Task goal →
Which lines below hold the word "from"? Report each one.

***** The records *****

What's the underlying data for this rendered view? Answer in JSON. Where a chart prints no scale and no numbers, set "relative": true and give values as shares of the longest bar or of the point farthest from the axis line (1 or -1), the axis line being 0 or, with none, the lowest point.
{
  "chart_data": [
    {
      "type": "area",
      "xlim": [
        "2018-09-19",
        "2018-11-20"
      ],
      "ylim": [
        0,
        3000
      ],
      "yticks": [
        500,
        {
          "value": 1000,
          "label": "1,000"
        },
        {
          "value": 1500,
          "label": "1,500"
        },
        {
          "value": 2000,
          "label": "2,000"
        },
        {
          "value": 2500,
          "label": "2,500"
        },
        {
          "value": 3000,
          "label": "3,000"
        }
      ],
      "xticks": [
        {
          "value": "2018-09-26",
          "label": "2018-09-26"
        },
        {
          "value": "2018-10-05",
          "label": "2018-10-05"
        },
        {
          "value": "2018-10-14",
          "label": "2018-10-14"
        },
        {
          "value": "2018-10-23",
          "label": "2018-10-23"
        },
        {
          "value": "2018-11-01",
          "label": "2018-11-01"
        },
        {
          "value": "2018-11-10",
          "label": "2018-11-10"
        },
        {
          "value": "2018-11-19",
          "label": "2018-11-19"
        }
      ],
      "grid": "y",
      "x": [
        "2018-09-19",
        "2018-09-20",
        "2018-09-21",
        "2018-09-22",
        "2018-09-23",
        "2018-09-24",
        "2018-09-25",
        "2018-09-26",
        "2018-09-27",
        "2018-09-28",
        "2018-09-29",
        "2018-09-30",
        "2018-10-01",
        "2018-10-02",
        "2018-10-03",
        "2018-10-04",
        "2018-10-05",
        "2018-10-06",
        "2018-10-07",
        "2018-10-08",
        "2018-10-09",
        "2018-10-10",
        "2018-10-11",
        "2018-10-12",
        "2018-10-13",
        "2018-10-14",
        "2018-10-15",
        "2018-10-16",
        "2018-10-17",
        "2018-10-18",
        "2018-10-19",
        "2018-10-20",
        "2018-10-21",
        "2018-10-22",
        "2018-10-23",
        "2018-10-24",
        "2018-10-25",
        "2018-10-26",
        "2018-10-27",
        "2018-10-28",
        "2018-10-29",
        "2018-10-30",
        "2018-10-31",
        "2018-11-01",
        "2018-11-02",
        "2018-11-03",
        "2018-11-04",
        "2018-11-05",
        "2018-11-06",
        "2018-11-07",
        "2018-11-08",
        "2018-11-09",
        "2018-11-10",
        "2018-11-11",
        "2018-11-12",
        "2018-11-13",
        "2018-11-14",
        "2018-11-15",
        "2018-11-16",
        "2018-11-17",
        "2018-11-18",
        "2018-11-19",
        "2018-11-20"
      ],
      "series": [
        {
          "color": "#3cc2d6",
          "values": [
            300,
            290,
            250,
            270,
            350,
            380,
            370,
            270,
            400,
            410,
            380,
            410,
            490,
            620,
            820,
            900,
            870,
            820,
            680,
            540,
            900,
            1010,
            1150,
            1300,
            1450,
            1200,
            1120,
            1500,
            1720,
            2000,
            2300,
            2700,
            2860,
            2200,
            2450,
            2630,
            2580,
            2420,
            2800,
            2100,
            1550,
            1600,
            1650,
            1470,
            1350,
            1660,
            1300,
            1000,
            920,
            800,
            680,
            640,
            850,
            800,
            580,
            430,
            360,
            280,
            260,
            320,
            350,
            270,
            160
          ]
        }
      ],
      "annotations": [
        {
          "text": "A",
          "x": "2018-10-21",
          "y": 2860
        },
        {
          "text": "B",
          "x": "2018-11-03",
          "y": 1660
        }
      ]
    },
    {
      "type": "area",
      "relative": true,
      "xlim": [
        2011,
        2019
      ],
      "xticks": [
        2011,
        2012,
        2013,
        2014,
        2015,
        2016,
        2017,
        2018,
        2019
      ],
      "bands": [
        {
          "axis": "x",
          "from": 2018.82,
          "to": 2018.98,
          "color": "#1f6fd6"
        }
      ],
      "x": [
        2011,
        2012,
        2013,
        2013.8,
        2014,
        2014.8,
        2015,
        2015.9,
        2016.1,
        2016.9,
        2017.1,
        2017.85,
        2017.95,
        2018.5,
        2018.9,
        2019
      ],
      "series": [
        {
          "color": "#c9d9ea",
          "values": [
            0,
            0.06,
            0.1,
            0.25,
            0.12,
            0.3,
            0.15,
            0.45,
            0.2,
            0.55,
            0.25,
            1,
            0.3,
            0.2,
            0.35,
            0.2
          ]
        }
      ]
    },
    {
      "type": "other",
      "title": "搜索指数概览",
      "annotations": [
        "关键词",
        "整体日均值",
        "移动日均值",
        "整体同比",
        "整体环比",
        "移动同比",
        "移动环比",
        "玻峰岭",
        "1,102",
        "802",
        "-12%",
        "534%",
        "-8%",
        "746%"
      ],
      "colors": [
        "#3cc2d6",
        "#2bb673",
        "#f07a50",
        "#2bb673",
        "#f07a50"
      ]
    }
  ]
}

*****

Written response →
What's the underlying data for this rendered view? Answer in JSON. Where a chart prints no scale and no numbers, set "relative": true and give values as shares of the longest bar or of the point farthest from the axis line (1 or -1), the axis line being 0 or, with none, the lowest point.
          "from": 2018.82,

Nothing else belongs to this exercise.